Stored items from a collection:

· · · · ·

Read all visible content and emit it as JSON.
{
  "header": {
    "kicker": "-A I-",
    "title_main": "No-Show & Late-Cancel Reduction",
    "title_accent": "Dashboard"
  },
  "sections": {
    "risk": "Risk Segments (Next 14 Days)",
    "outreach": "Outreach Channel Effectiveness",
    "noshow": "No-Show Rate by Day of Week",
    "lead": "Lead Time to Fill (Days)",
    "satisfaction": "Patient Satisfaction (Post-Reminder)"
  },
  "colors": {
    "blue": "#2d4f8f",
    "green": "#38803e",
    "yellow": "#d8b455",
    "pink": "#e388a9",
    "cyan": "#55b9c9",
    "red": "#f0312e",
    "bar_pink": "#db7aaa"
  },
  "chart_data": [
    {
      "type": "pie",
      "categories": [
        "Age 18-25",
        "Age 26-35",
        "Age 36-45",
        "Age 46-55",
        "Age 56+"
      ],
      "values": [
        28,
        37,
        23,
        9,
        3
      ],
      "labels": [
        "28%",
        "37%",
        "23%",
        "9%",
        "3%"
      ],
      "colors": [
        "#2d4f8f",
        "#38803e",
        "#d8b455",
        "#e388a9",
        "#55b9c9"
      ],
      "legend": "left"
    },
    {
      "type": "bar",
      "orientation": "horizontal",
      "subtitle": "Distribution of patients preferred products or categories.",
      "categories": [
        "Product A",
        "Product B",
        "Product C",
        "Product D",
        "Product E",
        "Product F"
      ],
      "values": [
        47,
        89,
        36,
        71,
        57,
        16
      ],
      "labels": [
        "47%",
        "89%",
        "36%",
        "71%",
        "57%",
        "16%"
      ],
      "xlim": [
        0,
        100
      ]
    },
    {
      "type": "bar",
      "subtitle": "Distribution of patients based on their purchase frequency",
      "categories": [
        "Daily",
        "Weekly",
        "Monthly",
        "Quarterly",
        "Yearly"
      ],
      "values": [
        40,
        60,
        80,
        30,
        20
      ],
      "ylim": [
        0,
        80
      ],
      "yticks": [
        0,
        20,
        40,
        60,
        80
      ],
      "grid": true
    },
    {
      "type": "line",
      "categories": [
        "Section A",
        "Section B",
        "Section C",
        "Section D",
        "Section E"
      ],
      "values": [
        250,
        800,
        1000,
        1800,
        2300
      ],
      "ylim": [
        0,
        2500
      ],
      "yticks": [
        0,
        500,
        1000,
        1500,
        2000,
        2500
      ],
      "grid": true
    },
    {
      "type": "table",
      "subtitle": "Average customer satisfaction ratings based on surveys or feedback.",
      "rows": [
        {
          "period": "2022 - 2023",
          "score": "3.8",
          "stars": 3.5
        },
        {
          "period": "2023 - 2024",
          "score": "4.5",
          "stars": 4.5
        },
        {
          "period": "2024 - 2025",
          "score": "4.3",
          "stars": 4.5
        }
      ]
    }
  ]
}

· · · · ·

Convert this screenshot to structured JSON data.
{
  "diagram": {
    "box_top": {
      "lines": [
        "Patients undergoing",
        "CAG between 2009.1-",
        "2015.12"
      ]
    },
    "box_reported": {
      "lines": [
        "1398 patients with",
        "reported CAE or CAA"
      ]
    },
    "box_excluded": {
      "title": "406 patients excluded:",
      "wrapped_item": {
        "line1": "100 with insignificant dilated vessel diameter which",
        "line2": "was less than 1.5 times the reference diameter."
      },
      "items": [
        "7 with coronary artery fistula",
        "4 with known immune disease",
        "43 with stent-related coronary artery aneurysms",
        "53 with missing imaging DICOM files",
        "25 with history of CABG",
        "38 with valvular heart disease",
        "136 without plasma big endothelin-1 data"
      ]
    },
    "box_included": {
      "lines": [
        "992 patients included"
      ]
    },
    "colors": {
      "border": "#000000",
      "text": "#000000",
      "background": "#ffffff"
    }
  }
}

· · · · ·

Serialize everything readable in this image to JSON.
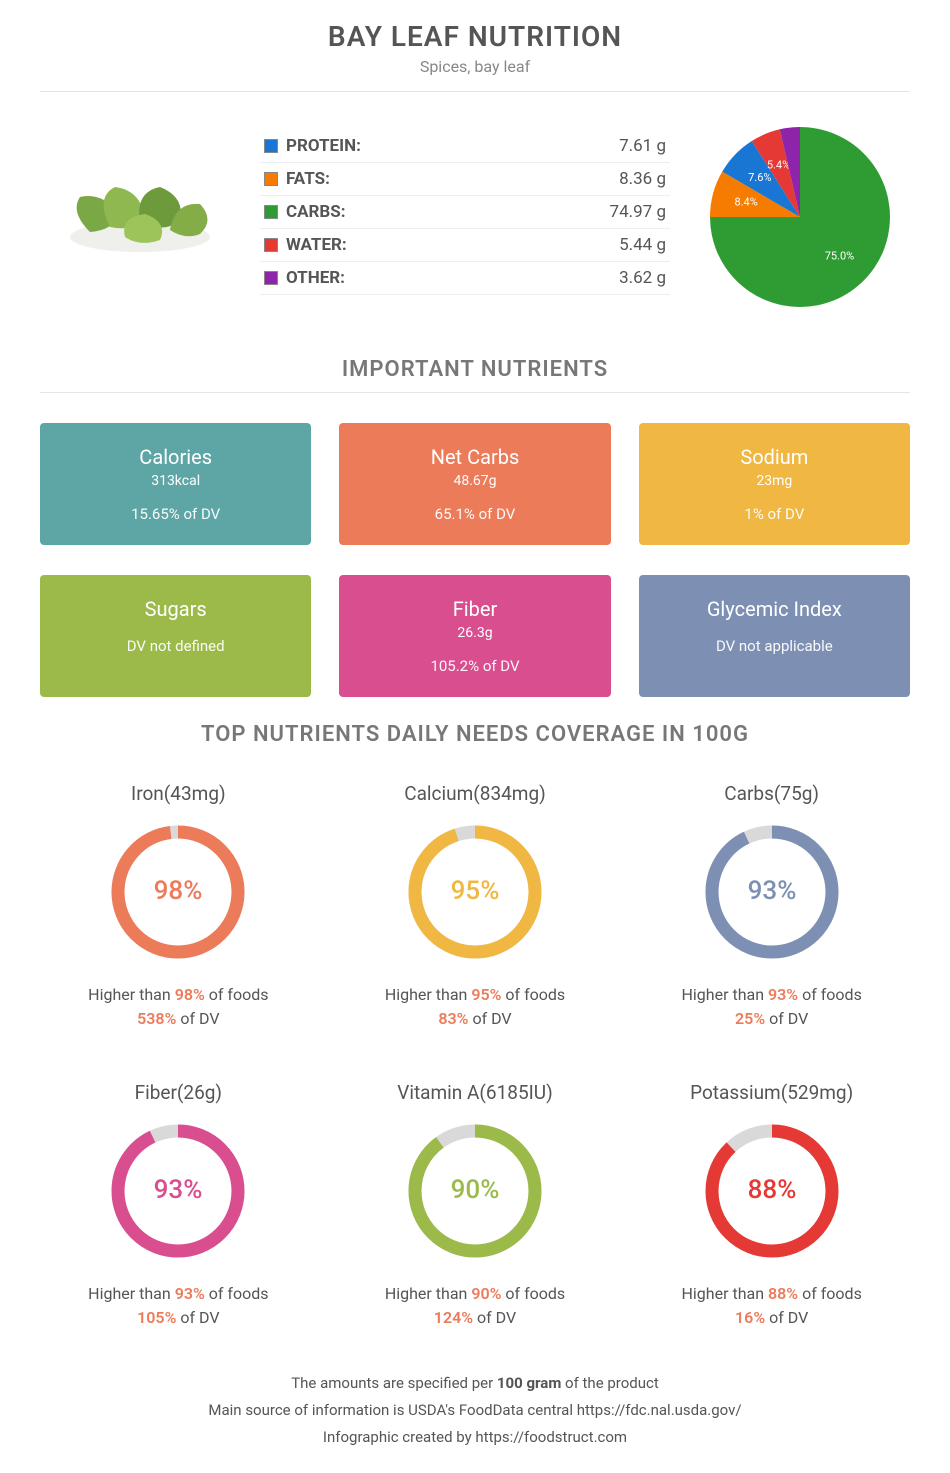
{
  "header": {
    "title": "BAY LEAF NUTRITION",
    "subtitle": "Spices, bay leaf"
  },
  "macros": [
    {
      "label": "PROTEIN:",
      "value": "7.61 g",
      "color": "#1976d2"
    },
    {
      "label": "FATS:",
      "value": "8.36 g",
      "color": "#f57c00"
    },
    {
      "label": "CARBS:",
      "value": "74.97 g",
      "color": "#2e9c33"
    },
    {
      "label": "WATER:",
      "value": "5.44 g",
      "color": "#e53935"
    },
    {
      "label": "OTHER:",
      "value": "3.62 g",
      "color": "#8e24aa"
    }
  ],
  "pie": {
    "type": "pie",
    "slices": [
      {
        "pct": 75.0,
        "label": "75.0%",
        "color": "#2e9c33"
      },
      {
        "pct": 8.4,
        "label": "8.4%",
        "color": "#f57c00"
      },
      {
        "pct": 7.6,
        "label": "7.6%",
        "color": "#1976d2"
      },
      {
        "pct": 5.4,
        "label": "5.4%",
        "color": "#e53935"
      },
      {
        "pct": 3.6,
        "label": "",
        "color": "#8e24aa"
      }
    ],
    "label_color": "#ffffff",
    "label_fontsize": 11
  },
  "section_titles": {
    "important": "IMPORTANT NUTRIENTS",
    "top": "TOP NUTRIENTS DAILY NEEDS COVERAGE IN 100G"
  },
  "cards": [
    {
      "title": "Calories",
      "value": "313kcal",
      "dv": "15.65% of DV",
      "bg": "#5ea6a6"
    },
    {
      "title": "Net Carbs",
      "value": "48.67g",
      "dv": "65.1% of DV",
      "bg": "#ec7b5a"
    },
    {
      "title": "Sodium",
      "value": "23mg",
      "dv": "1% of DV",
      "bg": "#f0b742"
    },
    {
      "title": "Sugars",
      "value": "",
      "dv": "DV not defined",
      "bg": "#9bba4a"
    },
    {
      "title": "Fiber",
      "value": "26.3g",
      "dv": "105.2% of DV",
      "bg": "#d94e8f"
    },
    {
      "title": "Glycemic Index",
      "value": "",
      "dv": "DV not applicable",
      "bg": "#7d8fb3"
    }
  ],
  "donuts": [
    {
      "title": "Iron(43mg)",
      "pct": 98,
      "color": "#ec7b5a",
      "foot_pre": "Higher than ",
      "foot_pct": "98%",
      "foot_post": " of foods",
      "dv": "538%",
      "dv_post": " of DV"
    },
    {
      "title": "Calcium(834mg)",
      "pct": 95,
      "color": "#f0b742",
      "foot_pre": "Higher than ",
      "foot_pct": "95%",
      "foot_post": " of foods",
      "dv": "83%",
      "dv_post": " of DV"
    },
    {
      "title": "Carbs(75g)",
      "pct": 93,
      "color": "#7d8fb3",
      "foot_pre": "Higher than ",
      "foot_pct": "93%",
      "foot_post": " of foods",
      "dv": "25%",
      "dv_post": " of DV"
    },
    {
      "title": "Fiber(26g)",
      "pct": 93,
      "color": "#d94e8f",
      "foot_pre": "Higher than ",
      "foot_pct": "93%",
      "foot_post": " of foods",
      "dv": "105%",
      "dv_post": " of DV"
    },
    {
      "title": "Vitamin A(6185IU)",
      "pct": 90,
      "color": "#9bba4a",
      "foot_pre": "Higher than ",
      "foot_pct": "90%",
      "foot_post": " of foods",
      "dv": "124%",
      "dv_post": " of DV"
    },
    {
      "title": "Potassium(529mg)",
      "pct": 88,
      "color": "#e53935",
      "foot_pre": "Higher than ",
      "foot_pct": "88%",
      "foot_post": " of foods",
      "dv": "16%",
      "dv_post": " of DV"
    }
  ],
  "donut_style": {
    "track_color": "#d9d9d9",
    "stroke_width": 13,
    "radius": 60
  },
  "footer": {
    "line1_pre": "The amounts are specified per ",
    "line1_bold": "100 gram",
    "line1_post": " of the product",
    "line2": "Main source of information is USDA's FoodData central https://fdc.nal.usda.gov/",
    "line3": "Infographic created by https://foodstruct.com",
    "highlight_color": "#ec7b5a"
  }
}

· · · · ·

Task instructions:
Working from the entries above, find every line in which the word "based" occurs and copy it.

Answer below:
      "subtitle": "Distribution of patients based on their purchase frequency",
      "subtitle": "Average customer satisfaction ratings based on surveys or feedback.",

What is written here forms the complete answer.